PROMPT:
In your copy, include every line of the listing below exactly but none of the pictures.

DATA FOR THIS TASK:
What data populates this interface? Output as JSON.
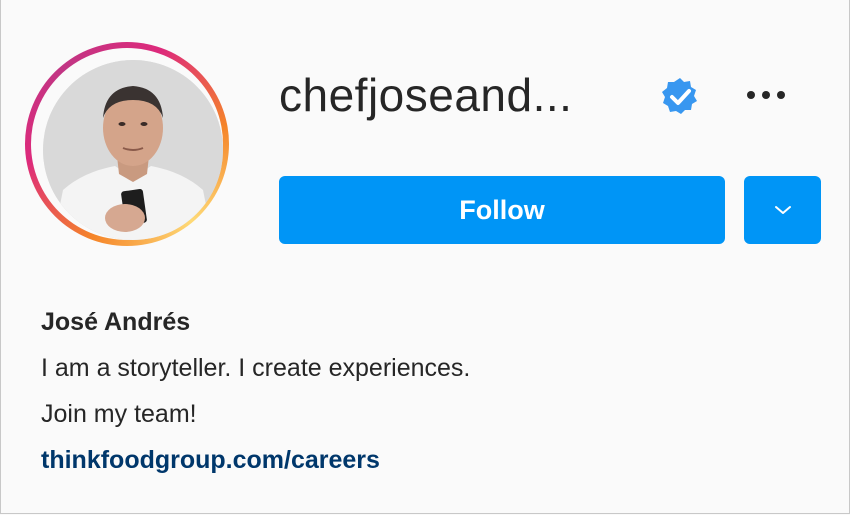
{
  "profile": {
    "username": "chefjoseand...",
    "verified": true,
    "full_name": "José Andrés",
    "bio_lines": [
      "I am a storyteller. I create experiences.",
      "Join my team!"
    ],
    "link": "thinkfoodgroup.com/careers",
    "avatar_alt": "chefjoseandres profile picture"
  },
  "actions": {
    "follow_label": "Follow",
    "more_icon": "more-options-icon",
    "dropdown_icon": "chevron-down-icon"
  },
  "colors": {
    "accent": "#0095f6",
    "link": "#00376b",
    "verified": "#3897f0",
    "text": "#262626",
    "background": "#fafafa"
  }
}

CORRECT ANSWER:
What data populates this interface? Output as JSON.
{
  "profile": {
    "username": "chefjoseand...",
    "verified": true,
    "full_name": "José Andrés",
    "bio_lines": [
      "I am a storyteller. I create experiences.",
      "Join my team!"
    ],
    "link": "thinkfoodgroup.com/careers",
    "avatar_alt": "chefjoseandres profile picture"
  },
  "actions": {
    "follow_label": "Follow",
    "more_icon": "more-options-icon",
    "dropdown_icon": "chevron-down-icon"
  },
  "colors": {
    "accent": "#0095f6",
    "link": "#00376b",
    "verified": "#3897f0",
    "text": "#262626",
    "background": "#fafafa"
  }
}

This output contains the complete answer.